Extracted records:
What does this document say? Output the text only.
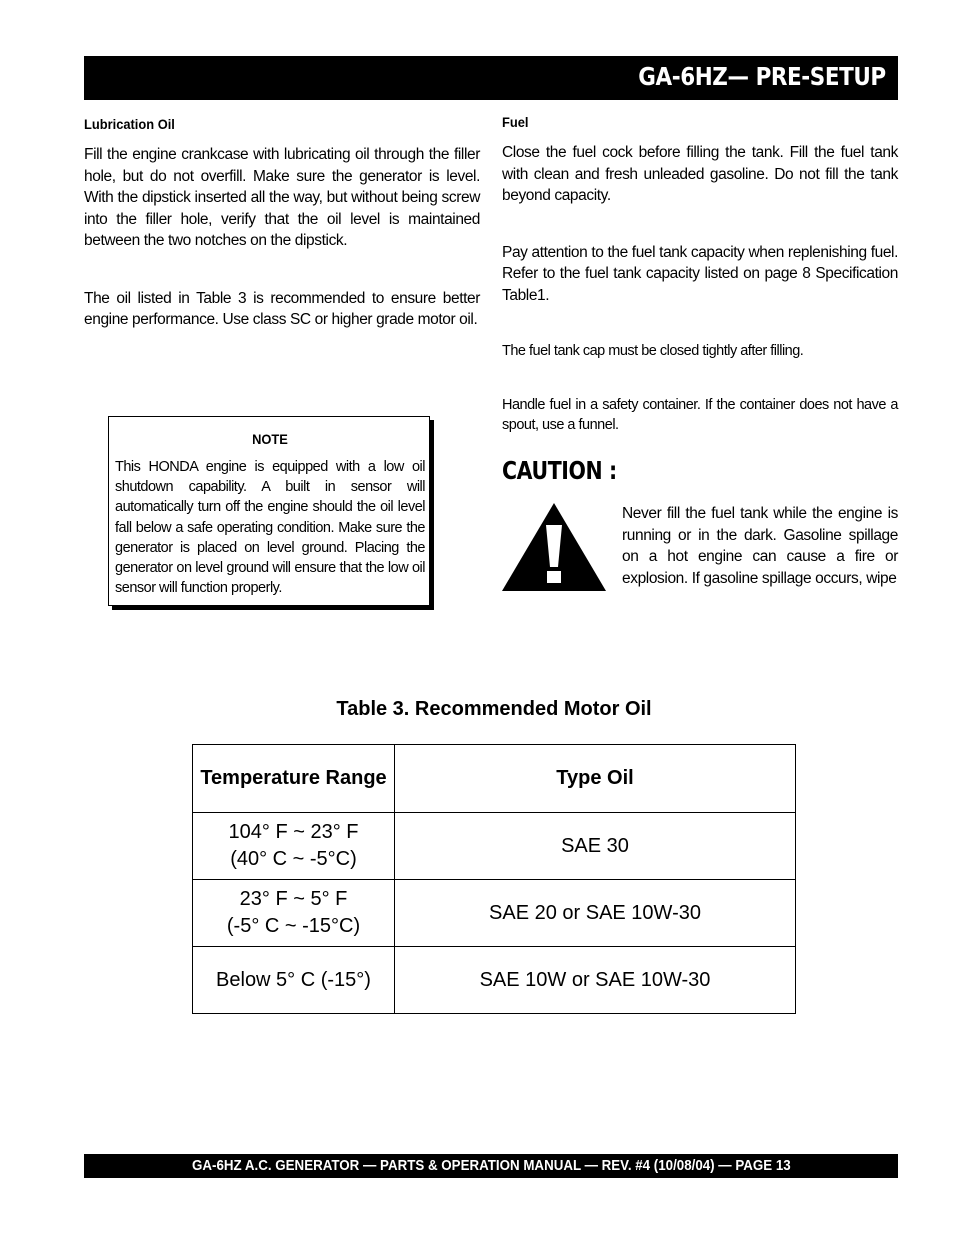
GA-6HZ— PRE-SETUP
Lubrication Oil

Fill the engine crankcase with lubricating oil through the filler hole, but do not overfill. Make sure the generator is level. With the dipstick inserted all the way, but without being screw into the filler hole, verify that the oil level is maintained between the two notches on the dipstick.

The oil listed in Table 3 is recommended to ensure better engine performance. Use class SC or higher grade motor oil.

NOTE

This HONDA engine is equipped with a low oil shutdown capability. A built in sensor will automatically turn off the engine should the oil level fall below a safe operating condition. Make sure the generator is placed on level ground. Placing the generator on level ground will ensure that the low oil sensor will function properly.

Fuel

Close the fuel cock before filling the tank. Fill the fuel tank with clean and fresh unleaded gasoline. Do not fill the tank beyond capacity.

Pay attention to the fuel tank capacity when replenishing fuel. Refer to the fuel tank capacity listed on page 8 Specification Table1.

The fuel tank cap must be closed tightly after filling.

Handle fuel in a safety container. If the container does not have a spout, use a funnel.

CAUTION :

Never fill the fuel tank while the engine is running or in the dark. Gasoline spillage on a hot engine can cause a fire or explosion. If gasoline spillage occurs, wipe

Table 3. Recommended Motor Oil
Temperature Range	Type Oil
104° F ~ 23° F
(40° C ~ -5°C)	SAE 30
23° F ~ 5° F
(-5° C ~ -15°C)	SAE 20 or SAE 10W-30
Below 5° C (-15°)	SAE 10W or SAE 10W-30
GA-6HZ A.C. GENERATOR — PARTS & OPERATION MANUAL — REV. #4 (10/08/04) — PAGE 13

...

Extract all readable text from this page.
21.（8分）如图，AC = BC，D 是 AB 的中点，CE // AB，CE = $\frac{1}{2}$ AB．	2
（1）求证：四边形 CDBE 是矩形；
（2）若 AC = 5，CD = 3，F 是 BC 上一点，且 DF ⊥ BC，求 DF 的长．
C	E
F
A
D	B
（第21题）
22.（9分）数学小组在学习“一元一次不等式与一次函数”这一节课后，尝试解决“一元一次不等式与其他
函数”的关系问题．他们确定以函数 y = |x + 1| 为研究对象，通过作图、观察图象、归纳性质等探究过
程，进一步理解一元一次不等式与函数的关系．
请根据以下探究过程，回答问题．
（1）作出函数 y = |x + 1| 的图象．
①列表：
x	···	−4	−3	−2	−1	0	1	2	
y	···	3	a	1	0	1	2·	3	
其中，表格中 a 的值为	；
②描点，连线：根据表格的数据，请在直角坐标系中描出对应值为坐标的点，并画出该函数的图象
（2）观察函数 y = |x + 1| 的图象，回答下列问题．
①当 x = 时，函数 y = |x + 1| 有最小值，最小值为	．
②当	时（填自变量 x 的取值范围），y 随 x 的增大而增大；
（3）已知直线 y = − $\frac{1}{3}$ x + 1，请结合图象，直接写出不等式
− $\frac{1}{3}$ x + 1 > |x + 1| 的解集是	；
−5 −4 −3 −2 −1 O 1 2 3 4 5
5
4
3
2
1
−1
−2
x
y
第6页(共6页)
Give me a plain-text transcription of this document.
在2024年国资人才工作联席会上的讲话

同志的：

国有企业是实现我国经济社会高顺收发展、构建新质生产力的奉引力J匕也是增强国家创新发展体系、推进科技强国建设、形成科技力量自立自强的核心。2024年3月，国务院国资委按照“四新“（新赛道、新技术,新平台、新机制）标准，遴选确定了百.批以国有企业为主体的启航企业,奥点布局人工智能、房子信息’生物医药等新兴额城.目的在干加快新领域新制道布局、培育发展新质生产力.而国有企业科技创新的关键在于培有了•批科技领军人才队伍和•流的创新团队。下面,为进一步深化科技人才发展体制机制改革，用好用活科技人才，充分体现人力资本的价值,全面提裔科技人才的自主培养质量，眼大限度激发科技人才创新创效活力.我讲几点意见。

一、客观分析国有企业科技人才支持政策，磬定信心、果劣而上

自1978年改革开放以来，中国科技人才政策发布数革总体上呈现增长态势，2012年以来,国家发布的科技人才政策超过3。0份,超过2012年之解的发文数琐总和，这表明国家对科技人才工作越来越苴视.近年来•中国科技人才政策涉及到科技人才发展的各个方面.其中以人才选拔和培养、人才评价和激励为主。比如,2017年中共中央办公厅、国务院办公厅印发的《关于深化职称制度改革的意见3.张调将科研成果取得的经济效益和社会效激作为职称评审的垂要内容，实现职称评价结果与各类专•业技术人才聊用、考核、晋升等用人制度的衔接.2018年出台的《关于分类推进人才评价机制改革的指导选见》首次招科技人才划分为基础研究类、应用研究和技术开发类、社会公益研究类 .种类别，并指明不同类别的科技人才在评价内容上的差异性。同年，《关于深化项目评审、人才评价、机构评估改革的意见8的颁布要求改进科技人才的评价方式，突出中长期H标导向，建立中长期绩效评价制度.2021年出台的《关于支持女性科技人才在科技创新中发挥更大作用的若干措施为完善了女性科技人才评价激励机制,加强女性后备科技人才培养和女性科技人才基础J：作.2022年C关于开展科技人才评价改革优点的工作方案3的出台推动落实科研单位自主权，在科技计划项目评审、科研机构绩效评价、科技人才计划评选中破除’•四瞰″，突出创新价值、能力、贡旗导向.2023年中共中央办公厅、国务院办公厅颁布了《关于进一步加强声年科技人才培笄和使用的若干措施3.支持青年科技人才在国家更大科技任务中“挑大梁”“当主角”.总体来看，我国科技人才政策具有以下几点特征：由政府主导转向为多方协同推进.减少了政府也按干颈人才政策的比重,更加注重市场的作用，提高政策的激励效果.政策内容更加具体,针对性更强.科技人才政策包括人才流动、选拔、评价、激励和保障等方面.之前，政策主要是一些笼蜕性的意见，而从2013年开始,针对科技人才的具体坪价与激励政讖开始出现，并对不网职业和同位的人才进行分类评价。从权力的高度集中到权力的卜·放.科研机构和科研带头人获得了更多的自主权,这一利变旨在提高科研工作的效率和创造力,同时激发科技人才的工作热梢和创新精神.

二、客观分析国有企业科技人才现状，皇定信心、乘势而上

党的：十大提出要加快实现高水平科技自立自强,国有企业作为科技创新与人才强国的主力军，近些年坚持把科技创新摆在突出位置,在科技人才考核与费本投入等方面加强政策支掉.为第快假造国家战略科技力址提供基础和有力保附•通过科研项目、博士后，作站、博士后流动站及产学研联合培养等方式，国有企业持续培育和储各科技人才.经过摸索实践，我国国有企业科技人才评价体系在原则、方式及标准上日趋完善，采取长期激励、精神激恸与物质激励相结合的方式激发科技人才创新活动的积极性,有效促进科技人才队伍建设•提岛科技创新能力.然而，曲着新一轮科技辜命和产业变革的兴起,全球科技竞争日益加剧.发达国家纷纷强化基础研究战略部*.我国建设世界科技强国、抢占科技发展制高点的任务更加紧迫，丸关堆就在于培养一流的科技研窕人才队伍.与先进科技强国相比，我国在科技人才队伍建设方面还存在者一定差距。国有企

==

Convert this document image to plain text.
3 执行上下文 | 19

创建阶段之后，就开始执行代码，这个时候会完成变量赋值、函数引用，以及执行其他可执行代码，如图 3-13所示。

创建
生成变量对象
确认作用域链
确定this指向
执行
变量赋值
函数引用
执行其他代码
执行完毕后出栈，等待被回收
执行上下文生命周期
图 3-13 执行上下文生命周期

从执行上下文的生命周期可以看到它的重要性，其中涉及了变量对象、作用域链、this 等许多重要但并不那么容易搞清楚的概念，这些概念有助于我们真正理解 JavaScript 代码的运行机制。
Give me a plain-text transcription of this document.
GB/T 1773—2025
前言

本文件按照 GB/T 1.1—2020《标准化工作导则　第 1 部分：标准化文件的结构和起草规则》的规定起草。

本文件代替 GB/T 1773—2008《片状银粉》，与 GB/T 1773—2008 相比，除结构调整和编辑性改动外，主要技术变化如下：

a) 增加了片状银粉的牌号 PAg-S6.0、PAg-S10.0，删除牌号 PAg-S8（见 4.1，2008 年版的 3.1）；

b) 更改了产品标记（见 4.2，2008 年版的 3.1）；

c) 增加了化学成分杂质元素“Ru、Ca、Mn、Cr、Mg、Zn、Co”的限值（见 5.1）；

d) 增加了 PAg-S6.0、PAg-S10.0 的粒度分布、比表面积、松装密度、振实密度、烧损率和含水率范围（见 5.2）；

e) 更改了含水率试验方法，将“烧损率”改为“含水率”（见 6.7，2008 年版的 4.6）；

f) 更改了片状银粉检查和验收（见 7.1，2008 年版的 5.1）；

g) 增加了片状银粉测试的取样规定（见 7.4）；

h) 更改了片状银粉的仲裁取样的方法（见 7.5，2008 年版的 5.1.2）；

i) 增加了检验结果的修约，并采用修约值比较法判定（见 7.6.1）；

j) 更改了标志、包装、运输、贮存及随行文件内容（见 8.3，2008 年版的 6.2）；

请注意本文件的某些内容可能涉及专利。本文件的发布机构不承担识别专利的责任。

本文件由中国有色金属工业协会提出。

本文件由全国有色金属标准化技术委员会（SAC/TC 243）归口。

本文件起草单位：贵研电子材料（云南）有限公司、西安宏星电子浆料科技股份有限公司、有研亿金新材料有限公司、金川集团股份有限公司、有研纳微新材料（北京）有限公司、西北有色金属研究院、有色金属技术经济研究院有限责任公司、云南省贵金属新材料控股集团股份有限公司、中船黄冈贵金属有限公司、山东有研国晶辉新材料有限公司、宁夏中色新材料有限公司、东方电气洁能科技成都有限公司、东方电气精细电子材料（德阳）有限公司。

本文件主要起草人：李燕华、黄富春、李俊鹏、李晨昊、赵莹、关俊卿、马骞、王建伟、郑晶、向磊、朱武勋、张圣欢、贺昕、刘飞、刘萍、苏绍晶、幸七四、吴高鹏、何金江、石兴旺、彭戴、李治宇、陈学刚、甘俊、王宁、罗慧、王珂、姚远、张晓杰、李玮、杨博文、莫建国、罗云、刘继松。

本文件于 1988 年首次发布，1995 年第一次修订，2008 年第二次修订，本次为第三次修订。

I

» **What the exercise asks**: Tally the lines containing "does". Provide the number without any other words.

» **Result for this exercise**: 2